» Work to complete
All the records that follow need to be reproduced exactly. Omit the images.

(Records contained in a dataset)
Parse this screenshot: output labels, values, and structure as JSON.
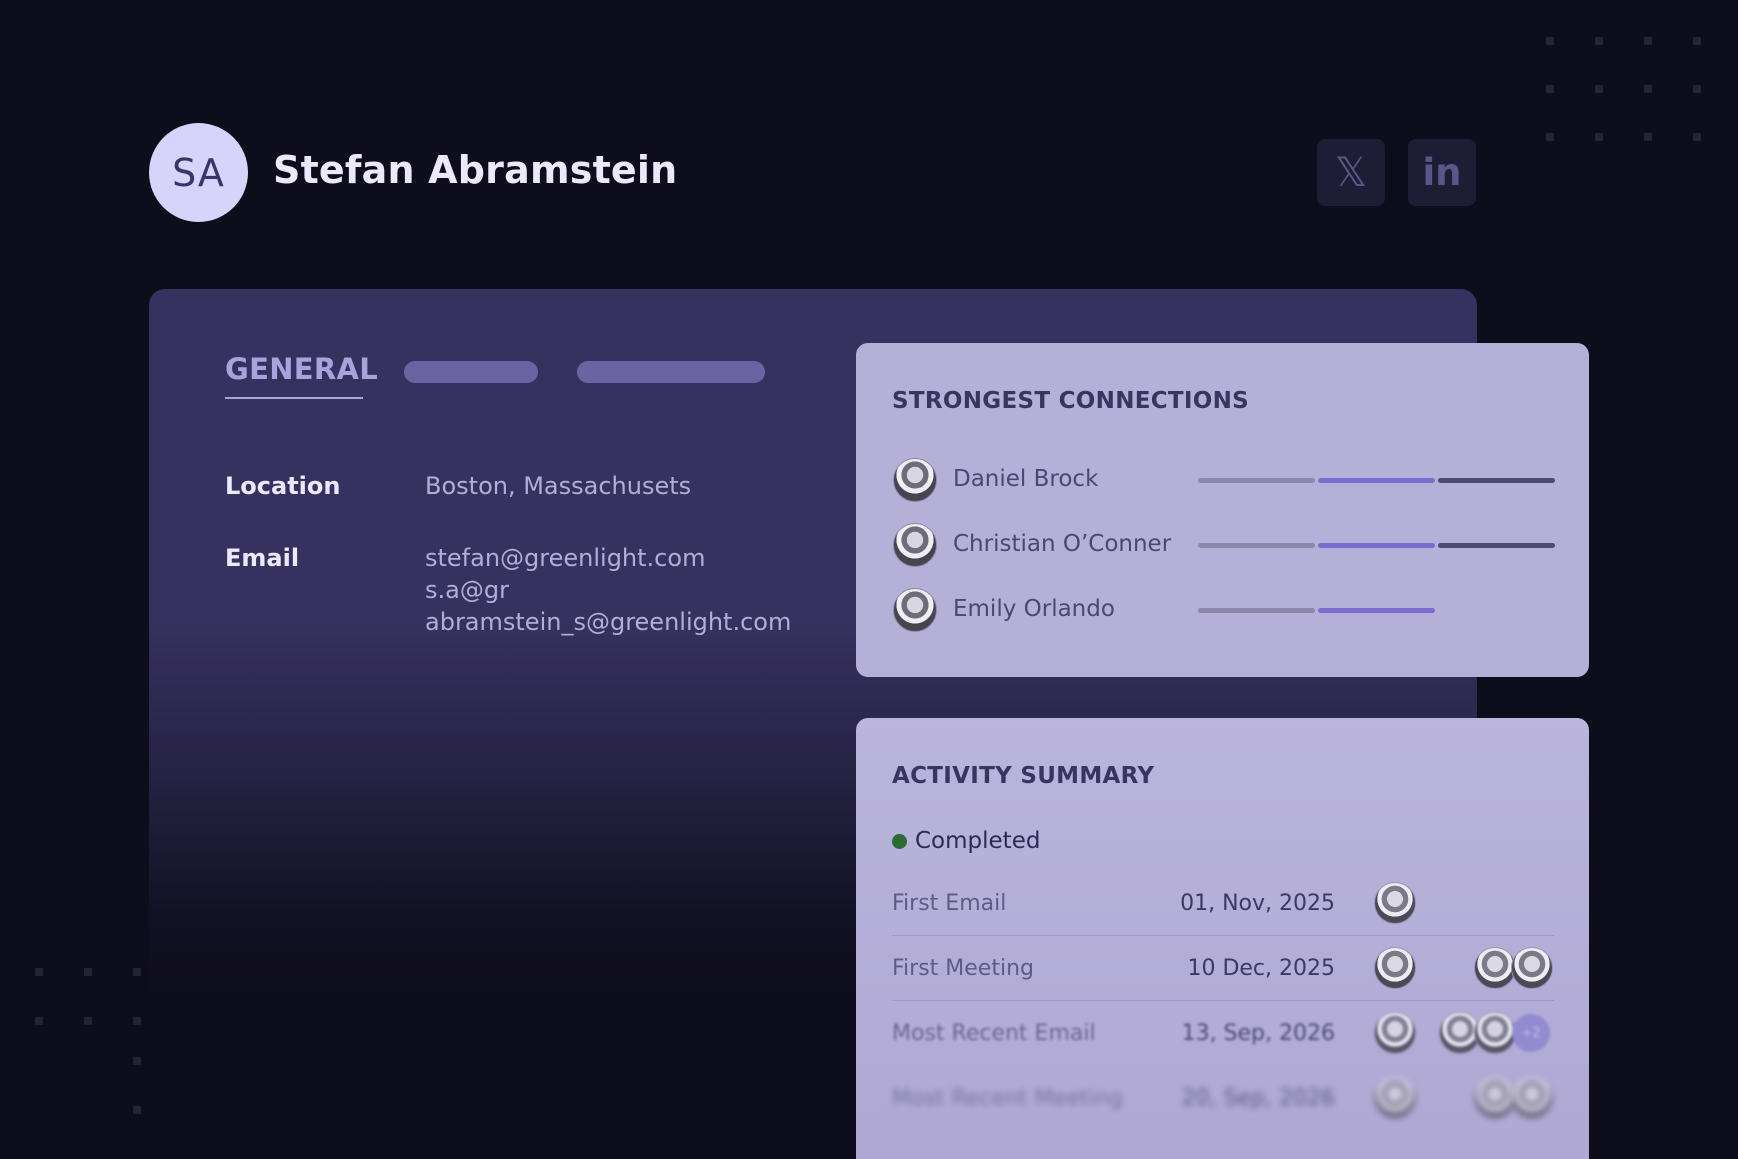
{
  "profile": {
    "initials": "SA",
    "name": "Stefan Abramstein"
  },
  "social": {
    "x_icon": "x-logo-icon",
    "x_glyph": "𝕏",
    "linkedin_icon": "linkedin-icon",
    "linkedin_glyph": "in"
  },
  "tabs": {
    "active_label": "GENERAL"
  },
  "general": {
    "location_label": "Location",
    "location_value": "Boston, Massachusets",
    "email_label": "Email",
    "emails": [
      "stefan@greenlight.com",
      "s.a@gr",
      "abramstein_s@greenlight.com"
    ]
  },
  "connections": {
    "title": "STRONGEST CONNECTIONS",
    "people": [
      {
        "name": "Daniel Brock",
        "strength_segments": 3
      },
      {
        "name": "Christian O’Conner",
        "strength_segments": 3
      },
      {
        "name": "Emily Orlando",
        "strength_segments": 2
      }
    ]
  },
  "activity": {
    "title": "ACTIVITY SUMMARY",
    "status": "Completed",
    "rows": [
      {
        "label": "First Email",
        "date": "01, Nov, 2025",
        "extra_count": ""
      },
      {
        "label": "First Meeting",
        "date": "10 Dec, 2025",
        "extra_count": ""
      },
      {
        "label": "Most Recent Email",
        "date": "13, Sep, 2026",
        "extra_count": "+2"
      },
      {
        "label": "Most Recent Meeting",
        "date": "20, Sep, 2026",
        "extra_count": ""
      }
    ]
  },
  "colors": {
    "background": "#0e0d1b",
    "card": "#37315f",
    "accent": "#8b7fd8",
    "status_completed": "#2c6b35"
  }
}
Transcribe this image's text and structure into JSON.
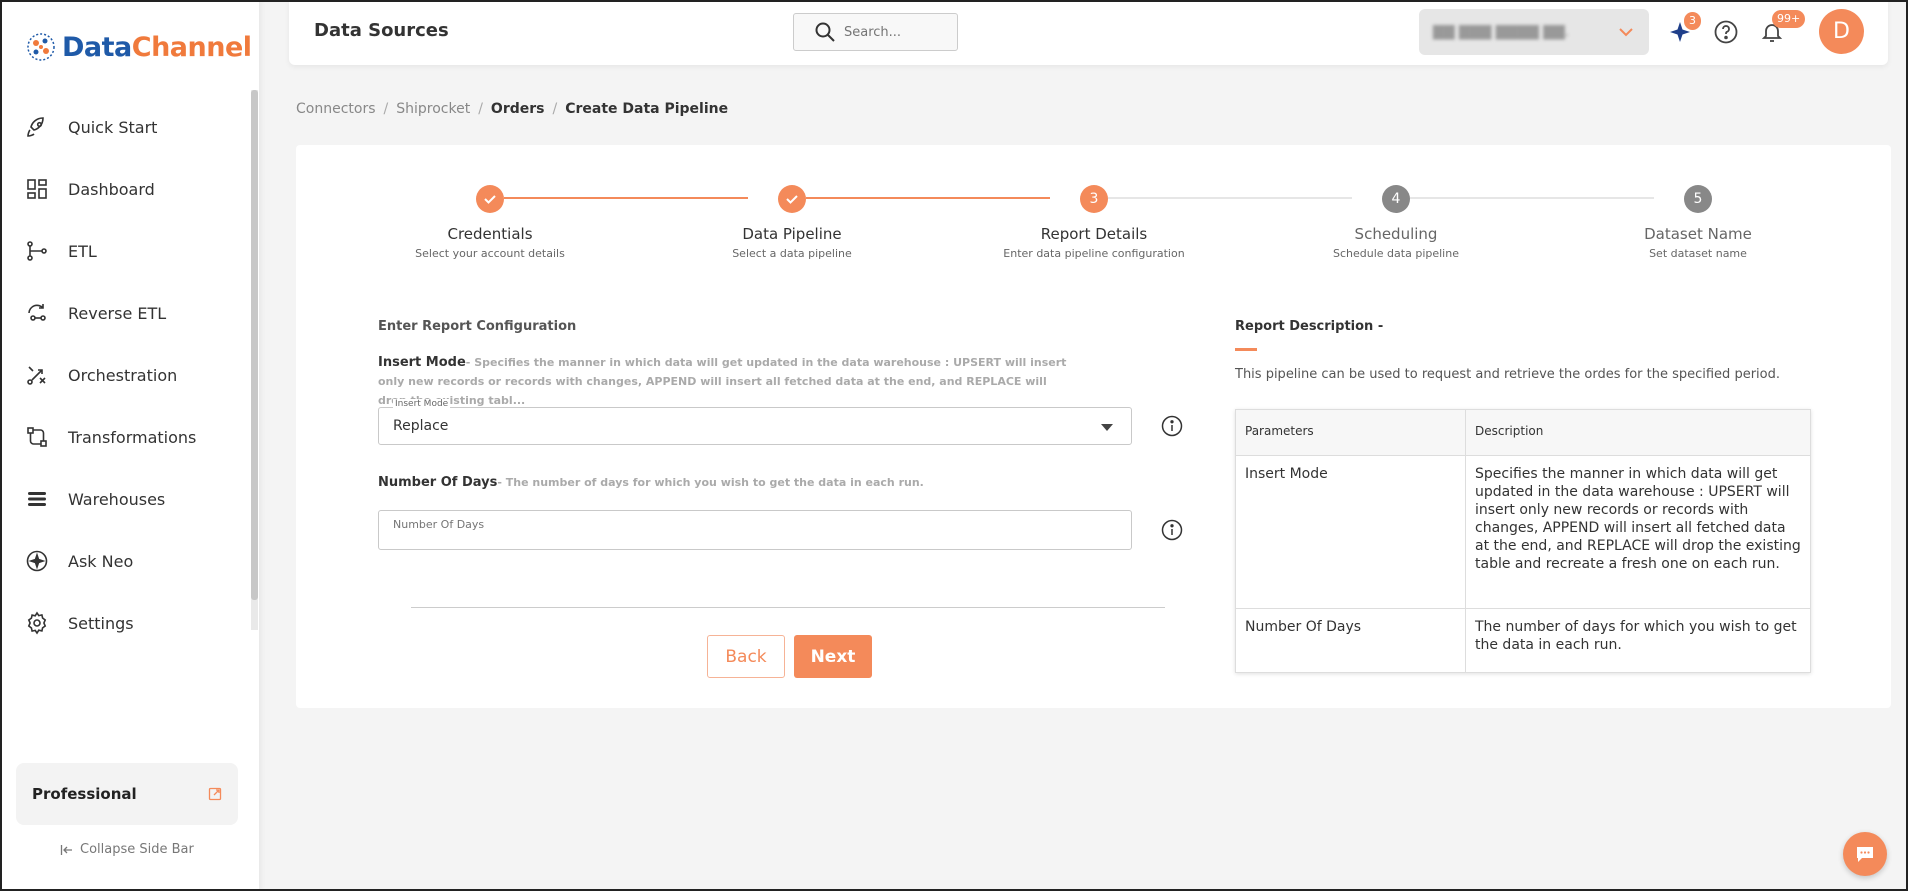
{
  "brand": {
    "name_part1": "Data",
    "name_part2": "Channel"
  },
  "sidebar": {
    "items": [
      {
        "label": "Quick Start",
        "icon": "rocket-icon"
      },
      {
        "label": "Dashboard",
        "icon": "dashboard-icon"
      },
      {
        "label": "ETL",
        "icon": "etl-icon"
      },
      {
        "label": "Reverse ETL",
        "icon": "reverse-etl-icon"
      },
      {
        "label": "Orchestration",
        "icon": "orchestration-icon"
      },
      {
        "label": "Transformations",
        "icon": "transformations-icon"
      },
      {
        "label": "Warehouses",
        "icon": "warehouses-icon"
      },
      {
        "label": "Ask Neo",
        "icon": "sparkle-icon"
      },
      {
        "label": "Settings",
        "icon": "gear-icon"
      }
    ],
    "plan_label": "Professional",
    "collapse_label": "Collapse Side Bar"
  },
  "header": {
    "title": "Data Sources",
    "search_placeholder": "Search...",
    "workspace_name": "▇▇ ▇▇▇ ▇▇▇▇ ▇▇.",
    "sparkle_badge": "3",
    "notification_badge": "99+",
    "avatar_initial": "D"
  },
  "breadcrumb": {
    "items": [
      "Connectors",
      "Shiprocket",
      "Orders",
      "Create Data Pipeline"
    ],
    "separator": "/"
  },
  "stepper": {
    "steps": [
      {
        "title": "Credentials",
        "subtitle": "Select your account details",
        "status": "done",
        "number": "1"
      },
      {
        "title": "Data Pipeline",
        "subtitle": "Select a data pipeline",
        "status": "done",
        "number": "2"
      },
      {
        "title": "Report Details",
        "subtitle": "Enter data pipeline configuration",
        "status": "active",
        "number": "3"
      },
      {
        "title": "Scheduling",
        "subtitle": "Schedule data pipeline",
        "status": "pending",
        "number": "4"
      },
      {
        "title": "Dataset Name",
        "subtitle": "Set dataset name",
        "status": "pending",
        "number": "5"
      }
    ]
  },
  "form": {
    "heading": "Enter Report Configuration",
    "insert_mode": {
      "label": "Insert Mode",
      "description": "- Specifies the manner in which data will get updated in the data warehouse : UPSERT will insert only new records or records with changes, APPEND will insert all fetched data at the end, and REPLACE will drop the existing tabl...",
      "floating_label": "Insert Mode",
      "value": "Replace"
    },
    "number_of_days": {
      "label": "Number Of Days",
      "description": "- The number of days for which you wish to get the data in each run.",
      "placeholder": "Number Of Days"
    },
    "back_label": "Back",
    "next_label": "Next"
  },
  "report_description": {
    "title": "Report Description -",
    "text": "This pipeline can be used to request and retrieve the ordes for the specified period.",
    "table": {
      "headers": [
        "Parameters",
        "Description"
      ],
      "rows": [
        {
          "param": "Insert Mode",
          "desc": "Specifies the manner in which data will get updated in the data warehouse : UPSERT will insert only new records or records with changes, APPEND will insert all fetched data at the end, and REPLACE will drop the existing table and recreate a fresh one on each run."
        },
        {
          "param": "Number Of Days",
          "desc": "The number of days for which you wish to get the data in each run."
        }
      ]
    }
  },
  "colors": {
    "accent": "#f48a5a",
    "brand_blue": "#1f5aa8",
    "pending": "#888888"
  }
}
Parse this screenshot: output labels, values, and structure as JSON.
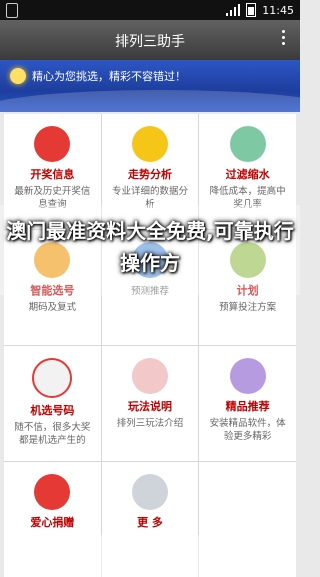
{
  "status": {
    "time": "11:45"
  },
  "appbar": {
    "title": "排列三助手"
  },
  "banner": {
    "text": "精心为您挑选，精彩不容错过！"
  },
  "grid": [
    {
      "label": "开奖信息",
      "desc": "最新及历史开奖信息查询",
      "icon": "trophy-icon",
      "color": "#e53935"
    },
    {
      "label": "走势分析",
      "desc": "专业详细的数据分析",
      "icon": "chart-icon",
      "color": "#f5c518"
    },
    {
      "label": "过滤缩水",
      "desc": "降低成本，提高中奖几率",
      "icon": "diamond-icon",
      "color": "#7ec9a3"
    },
    {
      "label": "智能选号",
      "desc": "期码及复式",
      "icon": "smart-icon",
      "color": "#f0a020"
    },
    {
      "label": "",
      "desc": "预测推荐",
      "icon": "predict-icon",
      "color": "#6aa0e0"
    },
    {
      "label": "计划",
      "desc": "预算投注方案",
      "icon": "plan-icon",
      "color": "#9cc35a"
    },
    {
      "label": "机选号码",
      "desc": "随不信，很多大奖都是机选产生的",
      "icon": "target-icon",
      "color": "#f2f2f2"
    },
    {
      "label": "玩法说明",
      "desc": "排列三玩法介绍",
      "icon": "book-icon",
      "color": "#f3c8c8"
    },
    {
      "label": "精品推荐",
      "desc": "安装精品软件，体验更多精彩",
      "icon": "robot-icon",
      "color": "#b79be0"
    },
    {
      "label": "爱心捐赠",
      "desc": "",
      "icon": "heart-icon",
      "color": "#e53935"
    },
    {
      "label": "更 多",
      "desc": "",
      "icon": "more-icon",
      "color": "#cfd3da"
    },
    {
      "label": "",
      "desc": "",
      "icon": "",
      "color": "#ffffff"
    }
  ],
  "overlay": {
    "text": "澳门最准资料大全免费,可靠执行操作方"
  }
}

» Written response
Parse this screenshot: output labels, values, and structure as JSON.
{
  "profile": {
    "initials": "SA",
    "name": "Stefan Abramstein"
  },
  "social": {
    "x_icon": "x-logo-icon",
    "x_glyph": "𝕏",
    "linkedin_icon": "linkedin-icon",
    "linkedin_glyph": "in"
  },
  "tabs": {
    "active_label": "GENERAL"
  },
  "general": {
    "location_label": "Location",
    "location_value": "Boston, Massachusets",
    "email_label": "Email",
    "emails": [
      "stefan@greenlight.com",
      "s.a@gr",
      "abramstein_s@greenlight.com"
    ]
  },
  "connections": {
    "title": "STRONGEST CONNECTIONS",
    "people": [
      {
        "name": "Daniel Brock",
        "strength_segments": 3
      },
      {
        "name": "Christian O’Conner",
        "strength_segments": 3
      },
      {
        "name": "Emily Orlando",
        "strength_segments": 2
      }
    ]
  },
  "activity": {
    "title": "ACTIVITY SUMMARY",
    "status": "Completed",
    "rows": [
      {
        "label": "First Email",
        "date": "01, Nov, 2025",
        "extra_count": ""
      },
      {
        "label": "First Meeting",
        "date": "10 Dec, 2025",
        "extra_count": ""
      },
      {
        "label": "Most Recent Email",
        "date": "13, Sep, 2026",
        "extra_count": "+2"
      },
      {
        "label": "Most Recent Meeting",
        "date": "20, Sep, 2026",
        "extra_count": ""
      }
    ]
  },
  "colors": {
    "background": "#0e0d1b",
    "card": "#37315f",
    "accent": "#8b7fd8",
    "status_completed": "#2c6b35"
  }
}
Transcribe this image's text and structure into JSON.
{
  "brand": {
    "name_part1": "Data",
    "name_part2": "Channel"
  },
  "sidebar": {
    "items": [
      {
        "label": "Quick Start",
        "icon": "rocket-icon"
      },
      {
        "label": "Dashboard",
        "icon": "dashboard-icon"
      },
      {
        "label": "ETL",
        "icon": "etl-icon"
      },
      {
        "label": "Reverse ETL",
        "icon": "reverse-etl-icon"
      },
      {
        "label": "Orchestration",
        "icon": "orchestration-icon"
      },
      {
        "label": "Transformations",
        "icon": "transformations-icon"
      },
      {
        "label": "Warehouses",
        "icon": "warehouses-icon"
      },
      {
        "label": "Ask Neo",
        "icon": "sparkle-icon"
      },
      {
        "label": "Settings",
        "icon": "gear-icon"
      }
    ],
    "plan_label": "Professional",
    "collapse_label": "Collapse Side Bar"
  },
  "header": {
    "title": "Data Sources",
    "search_placeholder": "Search...",
    "workspace_name": "▇▇ ▇▇▇ ▇▇▇▇ ▇▇.",
    "sparkle_badge": "3",
    "notification_badge": "99+",
    "avatar_initial": "D"
  },
  "breadcrumb": {
    "items": [
      "Connectors",
      "Shiprocket",
      "Orders",
      "Create Data Pipeline"
    ],
    "separator": "/"
  },
  "stepper": {
    "steps": [
      {
        "title": "Credentials",
        "subtitle": "Select your account details",
        "status": "done",
        "number": "1"
      },
      {
        "title": "Data Pipeline",
        "subtitle": "Select a data pipeline",
        "status": "done",
        "number": "2"
      },
      {
        "title": "Report Details",
        "subtitle": "Enter data pipeline configuration",
        "status": "active",
        "number": "3"
      },
      {
        "title": "Scheduling",
        "subtitle": "Schedule data pipeline",
        "status": "pending",
        "number": "4"
      },
      {
        "title": "Dataset Name",
        "subtitle": "Set dataset name",
        "status": "pending",
        "number": "5"
      }
    ]
  },
  "form": {
    "heading": "Enter Report Configuration",
    "insert_mode": {
      "label": "Insert Mode",
      "description": "- Specifies the manner in which data will get updated in the data warehouse : UPSERT will insert only new records or records with changes, APPEND will insert all fetched data at the end, and REPLACE will drop the existing tabl...",
      "floating_label": "Insert Mode",
      "value": "Replace"
    },
    "number_of_days": {
      "label": "Number Of Days",
      "description": "- The number of days for which you wish to get the data in each run.",
      "placeholder": "Number Of Days"
    },
    "back_label": "Back",
    "next_label": "Next"
  },
  "report_description": {
    "title": "Report Description -",
    "text": "This pipeline can be used to request and retrieve the ordes for the specified period.",
    "table": {
      "headers": [
        "Parameters",
        "Description"
      ],
      "rows": [
        {
          "param": "Insert Mode",
          "desc": "Specifies the manner in which data will get updated in the data warehouse : UPSERT will insert only new records or records with changes, APPEND will insert all fetched data at the end, and REPLACE will drop the existing table and recreate a fresh one on each run."
        },
        {
          "param": "Number Of Days",
          "desc": "The number of days for which you wish to get the data in each run."
        }
      ]
    }
  },
  "colors": {
    "accent": "#f48a5a",
    "brand_blue": "#1f5aa8",
    "pending": "#888888"
  }
}
Parse this screenshot: output labels, values, and structure as JSON.
{
  "status": {
    "time": "11:45"
  },
  "appbar": {
    "title": "排列三助手"
  },
  "banner": {
    "text": "精心为您挑选，精彩不容错过！"
  },
  "grid": [
    {
      "label": "开奖信息",
      "desc": "最新及历史开奖信息查询",
      "icon": "trophy-icon",
      "color": "#e53935"
    },
    {
      "label": "走势分析",
      "desc": "专业详细的数据分析",
      "icon": "chart-icon",
      "color": "#f5c518"
    },
    {
      "label": "过滤缩水",
      "desc": "降低成本，提高中奖几率",
      "icon": "diamond-icon",
      "color": "#7ec9a3"
    },
    {
      "label": "智能选号",
      "desc": "期码及复式",
      "icon": "smart-icon",
      "color": "#f0a020"
    },
    {
      "label": "",
      "desc": "预测推荐",
      "icon": "predict-icon",
      "color": "#6aa0e0"
    },
    {
      "label": "计划",
      "desc": "预算投注方案",
      "icon": "plan-icon",
      "color": "#9cc35a"
    },
    {
      "label": "机选号码",
      "desc": "随不信，很多大奖都是机选产生的",
      "icon": "target-icon",
      "color": "#f2f2f2"
    },
    {
      "label": "玩法说明",
      "desc": "排列三玩法介绍",
      "icon": "book-icon",
      "color": "#f3c8c8"
    },
    {
      "label": "精品推荐",
      "desc": "安装精品软件，体验更多精彩",
      "icon": "robot-icon",
      "color": "#b79be0"
    },
    {
      "label": "爱心捐赠",
      "desc": "",
      "icon": "heart-icon",
      "color": "#e53935"
    },
    {
      "label": "更 多",
      "desc": "",
      "icon": "more-icon",
      "color": "#cfd3da"
    },
    {
      "label": "",
      "desc": "",
      "icon": "",
      "color": "#ffffff"
    }
  ],
  "overlay": {
    "text": "澳门最准资料大全免费,可靠执行操作方"
  }
}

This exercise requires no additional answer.